Search the data for the word "type" and copy every line that contains it.

Excerpts from a figure dataset

——

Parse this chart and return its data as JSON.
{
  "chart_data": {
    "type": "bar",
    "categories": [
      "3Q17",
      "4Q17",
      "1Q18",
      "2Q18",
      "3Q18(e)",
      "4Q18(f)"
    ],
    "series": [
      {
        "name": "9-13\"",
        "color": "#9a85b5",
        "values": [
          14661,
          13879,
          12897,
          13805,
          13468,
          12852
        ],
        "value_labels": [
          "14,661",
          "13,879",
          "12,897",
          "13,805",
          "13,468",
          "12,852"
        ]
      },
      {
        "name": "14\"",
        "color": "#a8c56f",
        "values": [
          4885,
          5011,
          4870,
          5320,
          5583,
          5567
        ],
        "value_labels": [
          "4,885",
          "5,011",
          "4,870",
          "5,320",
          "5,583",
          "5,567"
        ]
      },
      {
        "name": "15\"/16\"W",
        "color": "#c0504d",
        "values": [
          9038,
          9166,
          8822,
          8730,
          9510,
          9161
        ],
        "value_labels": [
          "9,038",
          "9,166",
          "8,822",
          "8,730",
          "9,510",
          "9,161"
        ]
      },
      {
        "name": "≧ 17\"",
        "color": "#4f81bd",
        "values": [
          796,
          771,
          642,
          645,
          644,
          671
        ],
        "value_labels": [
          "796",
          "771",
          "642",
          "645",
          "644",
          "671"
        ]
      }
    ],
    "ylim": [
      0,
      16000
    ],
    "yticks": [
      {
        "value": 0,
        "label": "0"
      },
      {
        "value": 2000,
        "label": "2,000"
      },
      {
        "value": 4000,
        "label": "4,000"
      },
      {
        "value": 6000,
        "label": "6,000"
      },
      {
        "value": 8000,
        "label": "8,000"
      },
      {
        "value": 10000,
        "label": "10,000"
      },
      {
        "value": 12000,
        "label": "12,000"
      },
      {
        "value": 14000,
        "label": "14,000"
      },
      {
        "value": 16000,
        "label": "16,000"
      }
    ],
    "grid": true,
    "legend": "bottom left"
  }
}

——

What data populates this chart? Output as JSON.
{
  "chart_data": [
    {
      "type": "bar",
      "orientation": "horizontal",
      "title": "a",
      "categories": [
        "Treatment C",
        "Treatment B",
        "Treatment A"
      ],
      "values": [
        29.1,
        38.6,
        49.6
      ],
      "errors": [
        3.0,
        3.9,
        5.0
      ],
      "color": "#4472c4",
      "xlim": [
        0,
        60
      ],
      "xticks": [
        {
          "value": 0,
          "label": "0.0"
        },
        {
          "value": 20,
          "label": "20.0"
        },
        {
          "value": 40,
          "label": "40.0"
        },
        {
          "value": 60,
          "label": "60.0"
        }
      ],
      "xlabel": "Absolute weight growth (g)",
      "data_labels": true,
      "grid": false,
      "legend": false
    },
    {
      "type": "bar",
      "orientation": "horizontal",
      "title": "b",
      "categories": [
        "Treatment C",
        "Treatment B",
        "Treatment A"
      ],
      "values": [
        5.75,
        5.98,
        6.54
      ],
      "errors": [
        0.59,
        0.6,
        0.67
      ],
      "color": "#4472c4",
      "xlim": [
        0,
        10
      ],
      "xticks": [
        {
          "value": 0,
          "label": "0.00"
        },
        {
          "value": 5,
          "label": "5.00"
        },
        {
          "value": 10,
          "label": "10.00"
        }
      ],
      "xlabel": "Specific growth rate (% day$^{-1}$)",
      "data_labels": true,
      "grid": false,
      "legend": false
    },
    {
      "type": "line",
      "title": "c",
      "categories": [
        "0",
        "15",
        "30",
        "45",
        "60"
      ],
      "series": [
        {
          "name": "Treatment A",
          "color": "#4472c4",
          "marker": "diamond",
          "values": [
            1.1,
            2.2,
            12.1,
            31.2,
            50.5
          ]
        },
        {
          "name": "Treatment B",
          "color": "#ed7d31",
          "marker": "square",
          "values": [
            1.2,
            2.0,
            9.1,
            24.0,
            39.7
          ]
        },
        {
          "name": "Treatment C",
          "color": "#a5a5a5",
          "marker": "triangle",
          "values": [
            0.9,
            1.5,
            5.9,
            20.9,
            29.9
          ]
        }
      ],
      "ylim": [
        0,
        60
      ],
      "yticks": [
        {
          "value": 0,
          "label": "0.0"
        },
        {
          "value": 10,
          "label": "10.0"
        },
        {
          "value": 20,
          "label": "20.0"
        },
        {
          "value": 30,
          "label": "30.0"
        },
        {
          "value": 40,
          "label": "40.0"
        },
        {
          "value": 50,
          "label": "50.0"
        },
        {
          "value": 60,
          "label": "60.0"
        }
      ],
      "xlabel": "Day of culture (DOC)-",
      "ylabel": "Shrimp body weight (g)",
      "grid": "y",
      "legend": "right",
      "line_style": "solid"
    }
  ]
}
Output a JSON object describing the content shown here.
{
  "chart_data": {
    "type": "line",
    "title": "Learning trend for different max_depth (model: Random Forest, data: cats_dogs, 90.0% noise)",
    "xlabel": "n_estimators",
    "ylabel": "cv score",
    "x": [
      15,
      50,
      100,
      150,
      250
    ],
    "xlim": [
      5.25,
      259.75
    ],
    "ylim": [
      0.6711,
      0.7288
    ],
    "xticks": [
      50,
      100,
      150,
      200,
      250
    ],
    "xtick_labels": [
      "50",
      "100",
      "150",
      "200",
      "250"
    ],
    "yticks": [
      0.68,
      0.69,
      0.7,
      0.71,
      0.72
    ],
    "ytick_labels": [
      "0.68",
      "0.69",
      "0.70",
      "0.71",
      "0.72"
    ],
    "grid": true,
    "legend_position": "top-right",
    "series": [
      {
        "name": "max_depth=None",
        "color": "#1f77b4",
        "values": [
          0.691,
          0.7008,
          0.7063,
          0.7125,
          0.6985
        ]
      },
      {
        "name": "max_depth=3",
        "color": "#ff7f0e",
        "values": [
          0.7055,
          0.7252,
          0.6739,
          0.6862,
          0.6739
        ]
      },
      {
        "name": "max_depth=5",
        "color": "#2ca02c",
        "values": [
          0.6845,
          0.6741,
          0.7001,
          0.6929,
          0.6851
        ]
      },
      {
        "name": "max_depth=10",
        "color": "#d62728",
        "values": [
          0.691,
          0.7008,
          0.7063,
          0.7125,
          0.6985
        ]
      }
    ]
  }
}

——

Output below:
    "type": "bar",
      "type": "bar",
      "type": "bar",
      "type": "line",
    "type": "line",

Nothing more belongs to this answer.